** TO DO **
Extract the lines from the one containing "x-tick-label: 5% bbox=[86, 452, 101, 463]" through the one containing "bar bbox=[30, 135, 611, 210]", inclusive, and reproduce them without any changes.
+++ ENTRIES +++
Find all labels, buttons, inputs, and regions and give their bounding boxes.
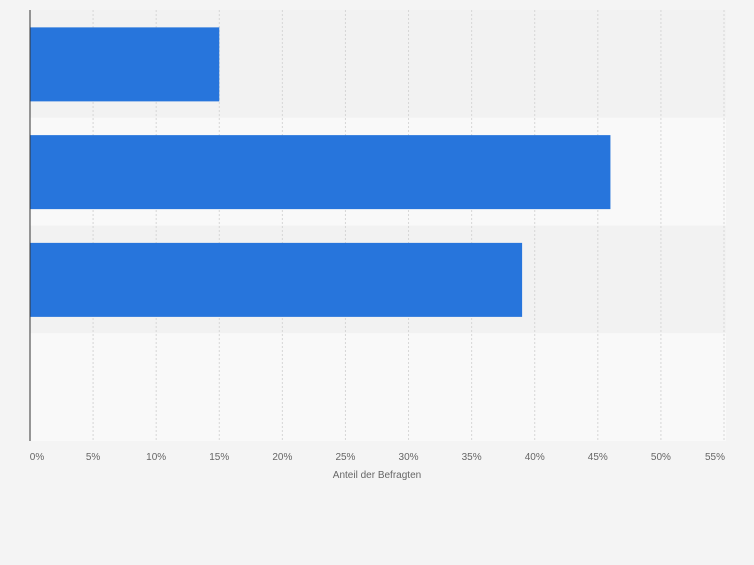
x-tick-label: 5% bbox=[86, 452, 101, 463]
bars bbox=[30, 27, 611, 317]
x-tick-label: 25% bbox=[335, 452, 355, 463]
x-tick-label: 20% bbox=[272, 452, 292, 463]
x-tick-label: 50% bbox=[651, 452, 671, 463]
x-tick-label: 55% bbox=[705, 452, 725, 463]
x-tick-label: 45% bbox=[588, 452, 608, 463]
x-tick-label: 40% bbox=[525, 452, 545, 463]
x-tick-label: 10% bbox=[146, 452, 166, 463]
bar bbox=[30, 135, 611, 210]
x-tick-labels: 0% 5% 10% 15% 20% 25% 30% 35% 40% 45% 50% 55% bbox=[30, 452, 725, 463]
category-band bbox=[30, 333, 726, 441]
bar bbox=[30, 242, 523, 317]
x-tick-label: 35% bbox=[462, 452, 482, 463]
x-tick-label: 30% bbox=[399, 452, 419, 463]
bar bbox=[30, 27, 220, 102]
x-axis-label: Anteil der Befragten bbox=[333, 470, 421, 481]
x-tick-label: 15% bbox=[209, 452, 229, 463]
x-tick-label: 0% bbox=[30, 452, 45, 463]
+++
** FINISHED EXERCISE **
x-tick-label: 5% bbox=[86, 452, 101, 463]
bars bbox=[30, 27, 611, 317]
x-tick-label: 25% bbox=[335, 452, 355, 463]
x-tick-label: 20% bbox=[272, 452, 292, 463]
x-tick-label: 50% bbox=[651, 452, 671, 463]
x-tick-label: 55% bbox=[705, 452, 725, 463]
x-tick-label: 45% bbox=[588, 452, 608, 463]
x-tick-label: 40% bbox=[525, 452, 545, 463]
x-tick-label: 10% bbox=[146, 452, 166, 463]
bar bbox=[30, 135, 611, 210]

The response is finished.